# Required actions
A. Shorten the paragraph beginning "Although he received the biological assessment" in the article on Sonoran pronghorn and the bombing range, keeping its main facts.
B. Write a continuation of the article on Sonoran pronghorn and the bombing range, picking up after its final sentence.

# Document segment
=== Begin Enclosure ===

Boom, Boom on the Range

Where endangered Sonoran pronghorn antelope play under the roar of U.S. Air Force jets on live-fire bombing exercises

Although he received the biological assessment on September 3, Bill Austin, the Fish and Wildlife Service biologist who will pass judgment on it, says he has not read it. The assessment has taken its place in a stack of other pending consultations.

Austin says, "I'm working on some other projects that are further behind, and I'm not sure when we might respond to that. . . . It's a matter of juggling things. The thing I'm working on I'm way behind on, like several months."

Defenders of Wildlife has challenged the Air Force's biological assessment, sending stacks of documents to Fish and Wildlife in the hope that Austin will rule that the Air Force's activities are placing this endangered species in legal "jeopardy."

Defenders' biologist Dennis Hosack, who also has made the pilgrimage from Washington, D.C., to H.E. Hill, told the wildlife service that the Air Force assessment "is deficient in several areas."

=== End Enclosure ===

# Excerpted data
=== Begin Enclosure ===

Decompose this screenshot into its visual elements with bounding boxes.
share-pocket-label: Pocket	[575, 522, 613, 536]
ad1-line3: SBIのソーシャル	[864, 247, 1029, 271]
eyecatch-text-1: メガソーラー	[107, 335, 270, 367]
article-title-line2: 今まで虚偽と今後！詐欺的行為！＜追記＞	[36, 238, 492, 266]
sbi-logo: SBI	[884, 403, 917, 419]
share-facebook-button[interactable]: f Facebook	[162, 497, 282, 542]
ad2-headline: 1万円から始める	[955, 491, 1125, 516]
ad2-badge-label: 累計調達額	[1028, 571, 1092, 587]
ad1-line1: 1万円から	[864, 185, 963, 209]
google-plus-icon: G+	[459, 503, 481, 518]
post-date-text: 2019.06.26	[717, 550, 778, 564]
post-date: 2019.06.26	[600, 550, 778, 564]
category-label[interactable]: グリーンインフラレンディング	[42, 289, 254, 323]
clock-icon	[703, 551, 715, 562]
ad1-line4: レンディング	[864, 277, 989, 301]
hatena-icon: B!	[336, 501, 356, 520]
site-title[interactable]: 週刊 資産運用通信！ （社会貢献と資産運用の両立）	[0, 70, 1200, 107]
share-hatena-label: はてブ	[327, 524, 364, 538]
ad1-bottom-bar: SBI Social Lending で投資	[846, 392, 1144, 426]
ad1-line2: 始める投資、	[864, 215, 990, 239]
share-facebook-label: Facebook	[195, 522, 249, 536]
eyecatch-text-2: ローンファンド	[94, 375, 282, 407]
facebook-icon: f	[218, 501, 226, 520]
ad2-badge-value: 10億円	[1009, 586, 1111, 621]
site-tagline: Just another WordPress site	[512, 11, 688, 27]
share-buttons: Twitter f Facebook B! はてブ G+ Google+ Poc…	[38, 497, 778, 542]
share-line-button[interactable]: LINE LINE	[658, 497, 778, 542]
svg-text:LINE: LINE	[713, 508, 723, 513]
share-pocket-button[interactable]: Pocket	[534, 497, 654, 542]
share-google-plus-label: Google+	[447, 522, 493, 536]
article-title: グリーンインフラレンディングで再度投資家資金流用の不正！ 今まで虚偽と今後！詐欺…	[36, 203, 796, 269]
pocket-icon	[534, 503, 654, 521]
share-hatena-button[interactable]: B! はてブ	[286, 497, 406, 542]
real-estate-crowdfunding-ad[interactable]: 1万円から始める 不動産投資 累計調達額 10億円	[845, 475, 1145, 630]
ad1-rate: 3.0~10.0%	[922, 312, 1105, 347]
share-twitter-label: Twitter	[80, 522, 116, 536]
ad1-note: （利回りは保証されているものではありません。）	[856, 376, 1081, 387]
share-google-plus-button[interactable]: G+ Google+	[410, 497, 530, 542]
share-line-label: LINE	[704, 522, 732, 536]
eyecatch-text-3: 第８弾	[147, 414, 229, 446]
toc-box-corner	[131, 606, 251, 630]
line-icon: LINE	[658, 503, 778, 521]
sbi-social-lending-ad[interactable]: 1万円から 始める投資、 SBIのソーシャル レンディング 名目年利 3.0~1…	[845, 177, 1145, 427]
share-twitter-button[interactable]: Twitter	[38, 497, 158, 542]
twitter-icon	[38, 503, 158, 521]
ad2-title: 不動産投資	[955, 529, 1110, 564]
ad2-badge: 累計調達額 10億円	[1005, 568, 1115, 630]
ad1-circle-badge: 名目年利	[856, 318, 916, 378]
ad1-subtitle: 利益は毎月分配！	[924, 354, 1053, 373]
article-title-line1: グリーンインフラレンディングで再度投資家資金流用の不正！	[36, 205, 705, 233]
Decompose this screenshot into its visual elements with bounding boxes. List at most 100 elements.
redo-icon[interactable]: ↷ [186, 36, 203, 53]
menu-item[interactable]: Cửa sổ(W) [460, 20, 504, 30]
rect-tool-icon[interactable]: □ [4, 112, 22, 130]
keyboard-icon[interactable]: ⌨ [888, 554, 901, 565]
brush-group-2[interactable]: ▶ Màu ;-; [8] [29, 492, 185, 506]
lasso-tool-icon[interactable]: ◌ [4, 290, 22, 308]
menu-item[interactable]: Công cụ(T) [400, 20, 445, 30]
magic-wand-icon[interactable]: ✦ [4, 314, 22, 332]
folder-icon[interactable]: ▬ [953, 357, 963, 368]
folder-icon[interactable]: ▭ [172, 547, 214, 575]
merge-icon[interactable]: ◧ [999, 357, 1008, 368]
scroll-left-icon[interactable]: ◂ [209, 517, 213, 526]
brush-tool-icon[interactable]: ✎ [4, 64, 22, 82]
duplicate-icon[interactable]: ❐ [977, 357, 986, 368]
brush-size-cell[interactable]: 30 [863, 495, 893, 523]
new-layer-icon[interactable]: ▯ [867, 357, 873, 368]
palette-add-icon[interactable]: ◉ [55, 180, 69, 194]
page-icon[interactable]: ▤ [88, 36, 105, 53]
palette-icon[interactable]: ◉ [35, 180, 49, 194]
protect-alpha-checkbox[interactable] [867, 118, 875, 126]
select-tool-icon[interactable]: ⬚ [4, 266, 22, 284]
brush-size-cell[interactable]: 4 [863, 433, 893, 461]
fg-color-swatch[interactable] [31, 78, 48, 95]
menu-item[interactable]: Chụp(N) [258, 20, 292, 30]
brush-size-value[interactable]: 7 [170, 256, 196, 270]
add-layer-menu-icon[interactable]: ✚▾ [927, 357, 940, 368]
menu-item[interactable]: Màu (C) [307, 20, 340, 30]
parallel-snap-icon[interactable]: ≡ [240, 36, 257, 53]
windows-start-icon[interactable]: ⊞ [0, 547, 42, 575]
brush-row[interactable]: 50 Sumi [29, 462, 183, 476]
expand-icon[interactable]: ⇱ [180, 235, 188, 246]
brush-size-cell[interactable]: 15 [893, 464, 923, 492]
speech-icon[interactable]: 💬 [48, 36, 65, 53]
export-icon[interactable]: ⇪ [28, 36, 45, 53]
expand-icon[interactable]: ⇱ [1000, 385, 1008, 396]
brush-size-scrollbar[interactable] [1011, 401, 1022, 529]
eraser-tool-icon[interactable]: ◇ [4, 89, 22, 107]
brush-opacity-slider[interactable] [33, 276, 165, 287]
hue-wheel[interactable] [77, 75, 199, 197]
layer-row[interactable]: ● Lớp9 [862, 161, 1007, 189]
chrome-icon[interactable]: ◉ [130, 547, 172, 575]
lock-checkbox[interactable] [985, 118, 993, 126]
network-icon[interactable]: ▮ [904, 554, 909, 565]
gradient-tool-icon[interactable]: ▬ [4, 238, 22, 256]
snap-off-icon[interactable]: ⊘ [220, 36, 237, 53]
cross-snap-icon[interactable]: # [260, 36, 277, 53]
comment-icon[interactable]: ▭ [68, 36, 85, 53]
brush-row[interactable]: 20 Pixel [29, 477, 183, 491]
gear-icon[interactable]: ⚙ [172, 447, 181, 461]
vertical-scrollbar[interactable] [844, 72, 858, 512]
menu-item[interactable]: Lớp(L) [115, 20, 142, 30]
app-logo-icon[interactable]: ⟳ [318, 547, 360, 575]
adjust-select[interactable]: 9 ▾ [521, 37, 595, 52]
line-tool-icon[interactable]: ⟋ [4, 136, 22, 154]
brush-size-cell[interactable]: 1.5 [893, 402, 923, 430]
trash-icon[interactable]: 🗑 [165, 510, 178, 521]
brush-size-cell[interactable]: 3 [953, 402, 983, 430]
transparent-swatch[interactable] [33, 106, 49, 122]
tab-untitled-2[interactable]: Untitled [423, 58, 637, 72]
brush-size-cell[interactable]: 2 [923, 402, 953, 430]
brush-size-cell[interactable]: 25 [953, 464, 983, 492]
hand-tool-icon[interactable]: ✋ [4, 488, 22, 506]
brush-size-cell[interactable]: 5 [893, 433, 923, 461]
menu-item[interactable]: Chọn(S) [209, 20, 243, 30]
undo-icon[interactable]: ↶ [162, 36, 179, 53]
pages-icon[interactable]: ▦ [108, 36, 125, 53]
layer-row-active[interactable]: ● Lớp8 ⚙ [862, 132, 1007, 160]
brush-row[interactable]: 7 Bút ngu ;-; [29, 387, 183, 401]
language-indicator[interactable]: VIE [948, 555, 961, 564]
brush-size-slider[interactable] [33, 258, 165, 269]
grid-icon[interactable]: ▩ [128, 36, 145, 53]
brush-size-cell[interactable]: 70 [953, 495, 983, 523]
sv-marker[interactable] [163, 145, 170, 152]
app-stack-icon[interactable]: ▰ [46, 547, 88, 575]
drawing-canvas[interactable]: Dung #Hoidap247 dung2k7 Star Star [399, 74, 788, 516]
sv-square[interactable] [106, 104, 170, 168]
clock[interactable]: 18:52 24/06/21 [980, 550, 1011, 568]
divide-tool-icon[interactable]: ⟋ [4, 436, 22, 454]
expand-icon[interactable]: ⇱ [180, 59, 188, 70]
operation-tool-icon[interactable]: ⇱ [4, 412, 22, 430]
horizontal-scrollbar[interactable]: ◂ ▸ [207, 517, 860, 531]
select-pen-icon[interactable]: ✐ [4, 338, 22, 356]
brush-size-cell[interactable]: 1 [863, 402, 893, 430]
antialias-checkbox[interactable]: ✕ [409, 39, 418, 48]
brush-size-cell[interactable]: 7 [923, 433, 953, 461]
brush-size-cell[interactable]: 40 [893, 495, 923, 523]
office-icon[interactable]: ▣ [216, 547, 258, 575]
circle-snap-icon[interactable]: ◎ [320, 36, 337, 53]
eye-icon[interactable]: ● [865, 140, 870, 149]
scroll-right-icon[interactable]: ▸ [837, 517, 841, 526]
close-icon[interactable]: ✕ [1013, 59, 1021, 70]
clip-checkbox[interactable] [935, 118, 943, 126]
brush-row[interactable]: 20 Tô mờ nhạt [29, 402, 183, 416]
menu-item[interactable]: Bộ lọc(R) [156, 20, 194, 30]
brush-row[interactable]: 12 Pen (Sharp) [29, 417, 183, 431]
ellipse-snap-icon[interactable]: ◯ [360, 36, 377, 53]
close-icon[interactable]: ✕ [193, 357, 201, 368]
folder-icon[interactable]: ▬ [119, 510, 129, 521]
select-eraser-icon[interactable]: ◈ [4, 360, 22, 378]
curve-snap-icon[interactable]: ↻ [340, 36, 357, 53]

=== End Enclosure ===

# Answers to the problems
A. Bill Austin, the Fish and Wildlife Service biologist who will judge the biological assessment, received it on September 3 but says he has not read it. It now sits in a stack of other pending consultations.

B.
Maher, the expert from Montana, also has submitted comments challenging the document. She says the Air Force is "taking" pronghorn by harming and harassing them and upsetting reproduction, among other things.

"I strongly urge the FWS to conclude the Air Force's activities are extremely detrimental to the long-term survival of pronghorns, to do whatever it can to compel the Air Force to immediately cease all activities . . . that may threaten pronghorns, and to implement scientifically sound pronghorn management practices . . ."

Aiming for an injunction to get the Air Force to stop bombing H.E. Hill, Defenders wants to take sworn testimony from John Hervert, the state Game and Fish biologist whom it considers to be the authority on the current condition of the Sonoran pronghorn.

Incredibly, Justice Department lawyers initially filed a brief opposing Defenders' motion to depose Hervert. But last week, objections to the deposition were withdrawn. A lawyer for Defenders who was puzzled by the Air Force's opposition says he is equally mystified by its change of heart.

In any case, Hervert may be deposed within a week.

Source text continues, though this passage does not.